Reproduce the entries word for word, and omit any picture you find in them.

◆ **Figure record extracts**:

---------------

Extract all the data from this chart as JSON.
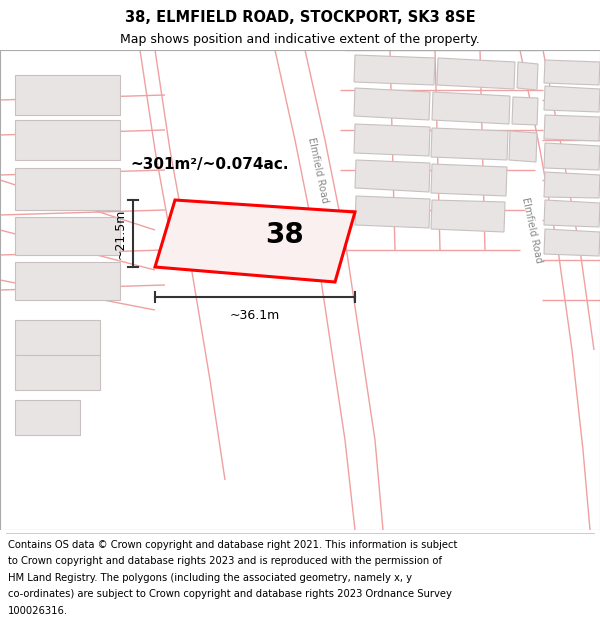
{
  "title_line1": "38, ELMFIELD ROAD, STOCKPORT, SK3 8SE",
  "title_line2": "Map shows position and indicative extent of the property.",
  "property_number": "38",
  "area_text": "~301m²/~0.074ac.",
  "width_label": "~36.1m",
  "height_label": "~21.5m",
  "road_label_top": "Elmfield Road",
  "road_label_bottom": "Elmfield Road",
  "map_bg": "#faf7f7",
  "plot_stroke": "#ff0000",
  "plot_fill": "#faf0f0",
  "building_fill": "#e8e4e4",
  "building_edge": "#c8c0c0",
  "road_line_color": "#f0a0a0",
  "road_fill": "#ffffff",
  "dim_line_color": "#333333",
  "title_fontsize": 10.5,
  "subtitle_fontsize": 9,
  "footer_fontsize": 7.2,
  "footer_lines": [
    "Contains OS data © Crown copyright and database right 2021. This information is subject",
    "to Crown copyright and database rights 2023 and is reproduced with the permission of",
    "HM Land Registry. The polygons (including the associated geometry, namely x, y",
    "co-ordinates) are subject to Crown copyright and database rights 2023 Ordnance Survey",
    "100026316."
  ]
}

---------------

◆ **Result below**:
Extract all the data from this chart as JSON.
{
  "title_line1": "38, ELMFIELD ROAD, STOCKPORT, SK3 8SE",
  "title_line2": "Map shows position and indicative extent of the property.",
  "property_number": "38",
  "area_text": "~301m²/~0.074ac.",
  "width_label": "~36.1m",
  "height_label": "~21.5m",
  "road_label_top": "Elmfield Road",
  "road_label_bottom": "Elmfield Road",
  "map_bg": "#faf7f7",
  "plot_stroke": "#ff0000",
  "plot_fill": "#faf0f0",
  "building_fill": "#e8e4e4",
  "building_edge": "#c8c0c0",
  "road_line_color": "#f0a0a0",
  "road_fill": "#ffffff",
  "dim_line_color": "#333333",
  "title_fontsize": 10.5,
  "subtitle_fontsize": 9,
  "footer_fontsize": 7.2,
  "footer_lines": [
    "Contains OS data © Crown copyright and database right 2021. This information is subject",
    "to Crown copyright and database rights 2023 and is reproduced with the permission of",
    "HM Land Registry. The polygons (including the associated geometry, namely x, y",
    "co-ordinates) are subject to Crown copyright and database rights 2023 Ordnance Survey",
    "100026316."
  ]
}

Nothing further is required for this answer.